═════ Records supplied ═════
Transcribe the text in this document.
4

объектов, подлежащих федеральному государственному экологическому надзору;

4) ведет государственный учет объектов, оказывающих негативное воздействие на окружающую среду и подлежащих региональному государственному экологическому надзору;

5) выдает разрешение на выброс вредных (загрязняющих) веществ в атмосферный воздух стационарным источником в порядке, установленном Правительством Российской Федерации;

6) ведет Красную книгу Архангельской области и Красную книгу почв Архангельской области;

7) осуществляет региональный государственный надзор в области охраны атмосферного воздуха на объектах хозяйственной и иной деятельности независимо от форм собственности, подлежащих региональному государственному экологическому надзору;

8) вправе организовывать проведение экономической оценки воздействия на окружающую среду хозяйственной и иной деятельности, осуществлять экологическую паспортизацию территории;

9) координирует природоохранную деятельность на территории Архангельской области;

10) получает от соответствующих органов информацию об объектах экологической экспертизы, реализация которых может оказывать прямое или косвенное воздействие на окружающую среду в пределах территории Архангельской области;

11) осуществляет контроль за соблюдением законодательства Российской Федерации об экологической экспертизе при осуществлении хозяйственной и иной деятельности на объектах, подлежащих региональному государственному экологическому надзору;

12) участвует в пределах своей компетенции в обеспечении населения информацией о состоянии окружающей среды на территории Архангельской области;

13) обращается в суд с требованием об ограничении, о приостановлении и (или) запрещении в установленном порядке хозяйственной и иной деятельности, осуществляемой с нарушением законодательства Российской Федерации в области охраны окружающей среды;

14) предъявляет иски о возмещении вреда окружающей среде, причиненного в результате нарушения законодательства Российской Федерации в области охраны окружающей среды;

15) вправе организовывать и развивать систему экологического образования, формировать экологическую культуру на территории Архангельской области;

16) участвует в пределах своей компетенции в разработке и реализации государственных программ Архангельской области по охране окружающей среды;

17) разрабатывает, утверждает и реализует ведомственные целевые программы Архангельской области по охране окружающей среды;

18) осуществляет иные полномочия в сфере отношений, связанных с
═════
Required task: Extract each line of the material exactly as it stands.

Solved problem:
Transcribe the text in this document.
4

объектов, подлежащих федеральному государственному экологическому надзору;

4) ведет государственный учет объектов, оказывающих негативное воздействие на окружающую среду и подлежащих региональному государственному экологическому надзору;

5) выдает разрешение на выброс вредных (загрязняющих) веществ в атмосферный воздух стационарным источником в порядке, установленном Правительством Российской Федерации;

6) ведет Красную книгу Архангельской области и Красную книгу почв Архангельской области;

7) осуществляет региональный государственный надзор в области охраны атмосферного воздуха на объектах хозяйственной и иной деятельности независимо от форм собственности, подлежащих региональному государственному экологическому надзору;

8) вправе организовывать проведение экономической оценки воздействия на окружающую среду хозяйственной и иной деятельности, осуществлять экологическую паспортизацию территории;

9) координирует природоохранную деятельность на территории Архангельской области;

10) получает от соответствующих органов информацию об объектах экологической экспертизы, реализация которых может оказывать прямое или косвенное воздействие на окружающую среду в пределах территории Архангельской области;

11) осуществляет контроль за соблюдением законодательства Российской Федерации об экологической экспертизе при осуществлении хозяйственной и иной деятельности на объектах, подлежащих региональному государственному экологическому надзору;

12) участвует в пределах своей компетенции в обеспечении населения информацией о состоянии окружающей среды на территории Архангельской области;

13) обращается в суд с требованием об ограничении, о приостановлении и (или) запрещении в установленном порядке хозяйственной и иной деятельности, осуществляемой с нарушением законодательства Российской Федерации в области охраны окружающей среды;

14) предъявляет иски о возмещении вреда окружающей среде, причиненного в результате нарушения законодательства Российской Федерации в области охраны окружающей среды;

15) вправе организовывать и развивать систему экологического образования, формировать экологическую культуру на территории Архангельской области;

16) участвует в пределах своей компетенции в разработке и реализации государственных программ Архангельской области по охране окружающей среды;

17) разрабатывает, утверждает и реализует ведомственные целевые программы Архангельской области по охране окружающей среды;

18) осуществляет иные полномочия в сфере отношений, связанных с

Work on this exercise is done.